# [Material provided]
>>>>>
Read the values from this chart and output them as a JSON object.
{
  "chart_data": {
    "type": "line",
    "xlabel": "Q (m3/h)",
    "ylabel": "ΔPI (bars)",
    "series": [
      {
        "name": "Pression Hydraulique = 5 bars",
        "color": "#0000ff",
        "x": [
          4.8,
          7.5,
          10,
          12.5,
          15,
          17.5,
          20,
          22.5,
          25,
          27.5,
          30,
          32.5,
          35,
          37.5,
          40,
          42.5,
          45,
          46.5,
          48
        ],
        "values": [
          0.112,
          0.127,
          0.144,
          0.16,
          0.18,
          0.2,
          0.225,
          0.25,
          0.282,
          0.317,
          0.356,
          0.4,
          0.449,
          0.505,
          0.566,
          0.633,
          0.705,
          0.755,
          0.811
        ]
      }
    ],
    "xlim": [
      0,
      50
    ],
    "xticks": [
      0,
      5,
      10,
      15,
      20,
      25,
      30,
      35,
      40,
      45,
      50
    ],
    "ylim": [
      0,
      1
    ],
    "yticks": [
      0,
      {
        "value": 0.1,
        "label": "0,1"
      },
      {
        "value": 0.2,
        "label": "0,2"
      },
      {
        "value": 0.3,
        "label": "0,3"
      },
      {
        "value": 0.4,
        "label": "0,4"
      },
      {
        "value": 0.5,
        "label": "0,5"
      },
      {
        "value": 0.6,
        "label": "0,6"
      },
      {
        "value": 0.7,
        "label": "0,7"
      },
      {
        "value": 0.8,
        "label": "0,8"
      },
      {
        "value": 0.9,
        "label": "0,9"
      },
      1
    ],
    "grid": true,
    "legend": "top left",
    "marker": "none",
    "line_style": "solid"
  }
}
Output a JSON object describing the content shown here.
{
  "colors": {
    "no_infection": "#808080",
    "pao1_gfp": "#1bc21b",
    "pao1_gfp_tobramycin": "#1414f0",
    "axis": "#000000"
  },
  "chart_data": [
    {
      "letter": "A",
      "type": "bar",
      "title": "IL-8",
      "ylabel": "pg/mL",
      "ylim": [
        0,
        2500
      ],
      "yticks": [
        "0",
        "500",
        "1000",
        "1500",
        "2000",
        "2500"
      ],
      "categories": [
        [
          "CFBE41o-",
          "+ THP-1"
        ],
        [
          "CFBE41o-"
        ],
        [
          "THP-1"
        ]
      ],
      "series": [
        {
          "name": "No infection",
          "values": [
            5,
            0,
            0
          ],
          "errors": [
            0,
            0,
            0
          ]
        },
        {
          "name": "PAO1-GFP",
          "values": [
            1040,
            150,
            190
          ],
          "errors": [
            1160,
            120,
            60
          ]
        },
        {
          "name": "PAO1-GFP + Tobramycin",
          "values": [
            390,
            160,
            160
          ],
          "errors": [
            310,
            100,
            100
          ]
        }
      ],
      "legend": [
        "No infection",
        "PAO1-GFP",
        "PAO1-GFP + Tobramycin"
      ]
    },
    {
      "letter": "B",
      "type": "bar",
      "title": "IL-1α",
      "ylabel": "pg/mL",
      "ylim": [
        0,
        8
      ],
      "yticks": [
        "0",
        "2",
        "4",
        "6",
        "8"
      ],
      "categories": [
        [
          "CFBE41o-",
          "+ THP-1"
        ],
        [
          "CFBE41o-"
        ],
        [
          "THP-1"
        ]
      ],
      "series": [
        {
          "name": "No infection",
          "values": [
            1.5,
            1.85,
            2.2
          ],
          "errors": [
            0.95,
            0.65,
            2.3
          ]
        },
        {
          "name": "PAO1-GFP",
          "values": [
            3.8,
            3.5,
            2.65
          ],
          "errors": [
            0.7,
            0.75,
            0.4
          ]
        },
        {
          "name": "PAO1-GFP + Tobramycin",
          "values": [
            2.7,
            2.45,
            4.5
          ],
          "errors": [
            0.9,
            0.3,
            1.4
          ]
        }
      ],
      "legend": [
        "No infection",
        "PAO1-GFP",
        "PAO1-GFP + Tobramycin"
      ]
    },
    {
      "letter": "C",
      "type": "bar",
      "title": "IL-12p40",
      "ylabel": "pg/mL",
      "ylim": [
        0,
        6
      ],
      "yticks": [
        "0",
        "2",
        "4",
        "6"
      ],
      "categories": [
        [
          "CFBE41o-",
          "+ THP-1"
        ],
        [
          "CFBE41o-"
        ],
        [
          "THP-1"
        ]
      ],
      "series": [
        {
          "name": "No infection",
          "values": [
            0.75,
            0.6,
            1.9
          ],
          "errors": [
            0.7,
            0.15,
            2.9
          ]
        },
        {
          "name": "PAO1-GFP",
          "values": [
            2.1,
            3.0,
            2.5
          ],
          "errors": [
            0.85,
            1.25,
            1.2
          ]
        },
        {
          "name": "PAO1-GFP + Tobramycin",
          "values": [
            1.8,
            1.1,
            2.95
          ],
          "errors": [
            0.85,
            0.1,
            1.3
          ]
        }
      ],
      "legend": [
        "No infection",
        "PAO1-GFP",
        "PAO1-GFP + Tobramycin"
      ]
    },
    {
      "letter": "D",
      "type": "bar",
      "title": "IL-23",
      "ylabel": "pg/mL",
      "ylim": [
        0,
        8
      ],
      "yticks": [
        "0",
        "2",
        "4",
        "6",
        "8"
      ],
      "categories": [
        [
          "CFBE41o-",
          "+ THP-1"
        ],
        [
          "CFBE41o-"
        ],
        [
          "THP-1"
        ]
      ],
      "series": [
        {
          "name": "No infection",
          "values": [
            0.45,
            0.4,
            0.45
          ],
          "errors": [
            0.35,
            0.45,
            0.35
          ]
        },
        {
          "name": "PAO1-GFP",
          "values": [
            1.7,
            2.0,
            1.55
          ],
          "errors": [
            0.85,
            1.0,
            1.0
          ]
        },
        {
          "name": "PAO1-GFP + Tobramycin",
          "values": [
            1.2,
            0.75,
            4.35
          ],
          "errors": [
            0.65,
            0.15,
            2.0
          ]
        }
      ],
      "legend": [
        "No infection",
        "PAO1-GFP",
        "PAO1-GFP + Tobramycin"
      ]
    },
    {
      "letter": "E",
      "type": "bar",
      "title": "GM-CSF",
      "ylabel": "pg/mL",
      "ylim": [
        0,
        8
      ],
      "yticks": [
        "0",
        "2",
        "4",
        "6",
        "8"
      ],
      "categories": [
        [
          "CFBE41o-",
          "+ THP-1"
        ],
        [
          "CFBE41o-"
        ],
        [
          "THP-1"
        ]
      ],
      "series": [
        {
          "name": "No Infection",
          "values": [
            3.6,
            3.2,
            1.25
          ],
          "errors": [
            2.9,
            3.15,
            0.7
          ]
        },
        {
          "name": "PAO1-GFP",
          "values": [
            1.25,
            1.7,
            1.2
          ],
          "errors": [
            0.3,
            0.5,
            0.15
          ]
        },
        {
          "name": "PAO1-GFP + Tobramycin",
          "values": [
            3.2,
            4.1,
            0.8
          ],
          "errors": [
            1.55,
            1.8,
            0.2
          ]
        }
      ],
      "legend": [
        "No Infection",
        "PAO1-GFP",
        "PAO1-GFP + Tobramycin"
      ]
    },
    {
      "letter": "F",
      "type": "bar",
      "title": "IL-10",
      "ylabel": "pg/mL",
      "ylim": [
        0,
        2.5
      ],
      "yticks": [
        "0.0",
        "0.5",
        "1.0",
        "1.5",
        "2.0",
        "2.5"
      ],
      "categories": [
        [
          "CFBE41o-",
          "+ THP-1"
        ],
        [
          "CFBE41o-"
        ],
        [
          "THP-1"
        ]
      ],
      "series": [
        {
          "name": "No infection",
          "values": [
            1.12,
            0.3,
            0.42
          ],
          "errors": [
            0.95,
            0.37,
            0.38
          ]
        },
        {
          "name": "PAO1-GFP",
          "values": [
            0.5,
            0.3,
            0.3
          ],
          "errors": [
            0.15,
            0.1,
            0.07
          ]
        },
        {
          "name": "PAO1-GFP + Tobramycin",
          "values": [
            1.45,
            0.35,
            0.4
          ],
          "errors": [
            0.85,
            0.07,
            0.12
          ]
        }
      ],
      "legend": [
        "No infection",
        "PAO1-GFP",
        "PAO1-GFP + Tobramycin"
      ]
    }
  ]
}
<<<<<
# [Goal]
Go through the data above and find the lines with the word "letter". Copy each of those lines.

# [The completed task]
      "letter": "A",
      "letter": "B",
      "letter": "C",
      "letter": "D",
      "letter": "E",
      "letter": "F",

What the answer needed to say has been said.